[BEGIN GIVEN RECORDS]

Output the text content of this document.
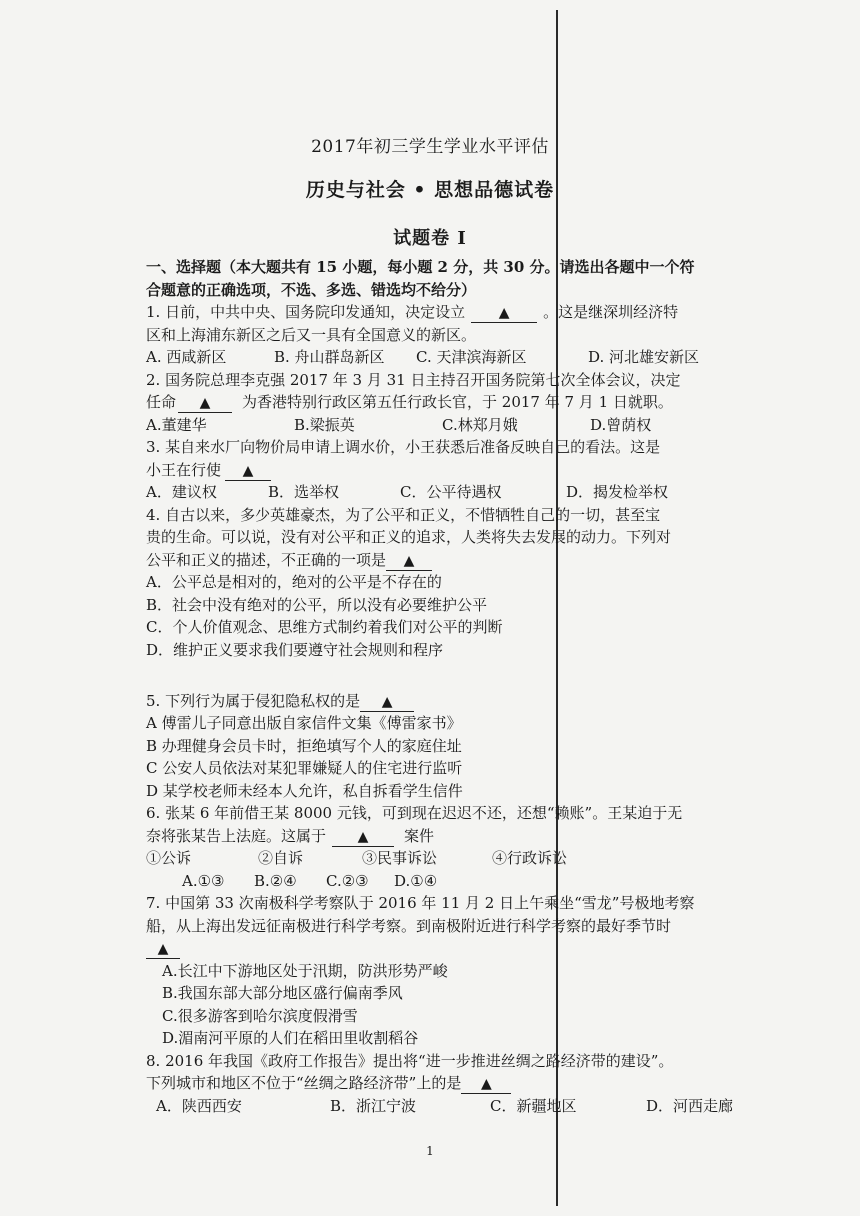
2017年初三学生学业水平评估
历史与社会 • 思想品德试卷
试题卷 I
一、选择题（本大题共有 15 小题，每小题 2 分，共 30 分。请选出各题中一个符
合题意的正确选项，不选、多选、错选均不给分）
1. 日前，中共中央、国务院印发通知，决定设立 ▲ 。这是继深圳经济特
区和上海浦东新区之后又一具有全国意义的新区。
A. 西咸新区	B. 舟山群岛新区	C. 天津滨海新区	D. 河北雄安新区
2. 国务院总理李克强 2017 年 3 月 31 日主持召开国务院第七次全体会议，决定
任命 ▲ 为香港特别行政区第五任行政长官，于 2017 年 7 月 1 日就职。
A.董建华	B.梁振英	C.林郑月娥	D.曾荫权
3. 某自来水厂向物价局申请上调水价，小王获悉后准备反映自己的看法。这是
小王在行使 ▲
A．建议权	B．选举权	C．公平待遇权	D．揭发检举权
4. 自古以来，多少英雄豪杰，为了公平和正义，不惜牺牲自己的一切，甚至宝
贵的生命。可以说，没有对公平和正义的追求，人类将失去发展的动力。下列对
公平和正义的描述，不正确的一项是 ▲
A．公平总是相对的，绝对的公平是不存在的
B．社会中没有绝对的公平，所以没有必要维护公平
C．个人价值观念、思维方式制约着我们对公平的判断
D．维护正义要求我们要遵守社会规则和程序
5. 下列行为属于侵犯隐私权的是 ▲
A 傅雷儿子同意出版自家信件文集《傅雷家书》
B 办理健身会员卡时，拒绝填写个人的家庭住址
C 公安人员依法对某犯罪嫌疑人的住宅进行监听
D 某学校老师未经本人允许，私自拆看学生信件
6. 张某 6 年前借王某 8000 元钱，可到现在迟迟不还，还想“赖账”。王某迫于无
奈将张某告上法庭。这属于 ▲ 案件
①公诉	②自诉	③民事诉讼	④行政诉讼
A.①③	B.②④	C.②③	D.①④
7. 中国第 33 次南极科学考察队于 2016 年 11 月 2 日上午乘坐“雪龙”号极地考察
船，从上海出发远征南极进行科学考察。到南极附近进行科学考察的最好季节时
▲
A.长江中下游地区处于汛期，防洪形势严峻
B.我国东部大部分地区盛行偏南季风
C.很多游客到哈尔滨度假滑雪
D.湄南河平原的人们在稻田里收割稻谷
8. 2016 年我国《政府工作报告》提出将“进一步推进丝绸之路经济带的建设”。
下列城市和地区不位于“丝绸之路经济带”上的是 ▲
A．陕西西安	B．浙江宁波	C．新疆地区	D．河西走廊
1
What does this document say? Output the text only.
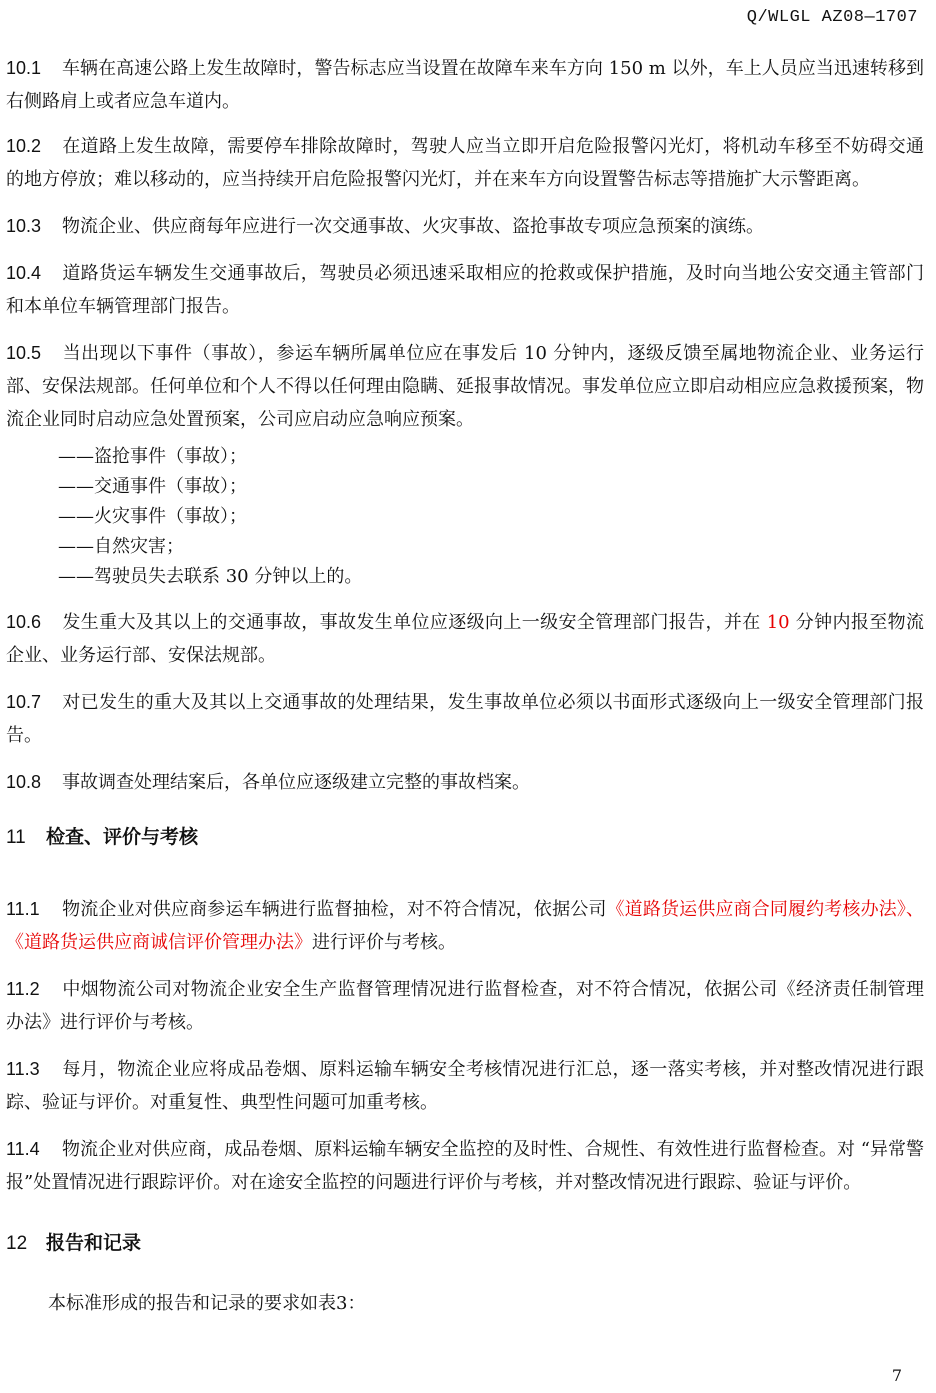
Q/WLGL AZ08—1707

10.1 车辆在高速公路上发生故障时，警告标志应当设置在故障车来车方向 150 m 以外，车上人员应当迅速转移到右侧路肩上或者应急车道内。

10.2 在道路上发生故障，需要停车排除故障时，驾驶人应当立即开启危险报警闪光灯，将机动车移至不妨碍交通的地方停放；难以移动的，应当持续开启危险报警闪光灯，并在来车方向设置警告标志等措施扩大示警距离。

10.3 物流企业、供应商每年应进行一次交通事故、火灾事故、盗抢事故专项应急预案的演练。

10.4 道路货运车辆发生交通事故后，驾驶员必须迅速采取相应的抢救或保护措施，及时向当地公安交通主管部门和本单位车辆管理部门报告。

10.5 当出现以下事件（事故），参运车辆所属单位应在事发后 10 分钟内，逐级反馈至属地物流企业、业务运行部、安保法规部。任何单位和个人不得以任何理由隐瞒、延报事故情况。事发单位应立即启动相应应急救援预案，物流企业同时启动应急处置预案，公司应启动应急响应预案。

——盗抢事件（事故）；
——交通事件（事故）；
——火灾事件（事故）；
——自然灾害；
——驾驶员失去联系 30 分钟以上的。

10.6 发生重大及其以上的交通事故，事故发生单位应逐级向上一级安全管理部门报告，并在 10 分钟内报至物流企业、业务运行部、安保法规部。

10.7 对已发生的重大及其以上交通事故的处理结果，发生事故单位必须以书面形式逐级向上一级安全管理部门报告。

10.8 事故调查处理结案后，各单位应逐级建立完整的事故档案。

11 检查、评价与考核

11.1 物流企业对供应商参运车辆进行监督抽检，对不符合情况，依据公司《道路货运供应商合同履约考核办法》、《道路货运供应商诚信评价管理办法》进行评价与考核。

11.2 中烟物流公司对物流企业安全生产监督管理情况进行监督检查，对不符合情况，依据公司《经济责任制管理办法》进行评价与考核。

11.3 每月，物流企业应将成品卷烟、原料运输车辆安全考核情况进行汇总，逐一落实考核，并对整改情况进行跟踪、验证与评价。对重复性、典型性问题可加重考核。

11.4 物流企业对供应商，成品卷烟、原料运输车辆安全监控的及时性、合规性、有效性进行监督检查。对 “异常警报”处置情况进行跟踪评价。对在途安全监控的问题进行评价与考核，并对整改情况进行跟踪、验证与评价。

12 报告和记录

本标准形成的报告和记录的要求如表3：

7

[END GIVEN RECORDS]

● TASK
Write out every line from the entries where "Output" appears.

● TASK ANSWER
Output the text content of this document.
What does this document say? Output the text only.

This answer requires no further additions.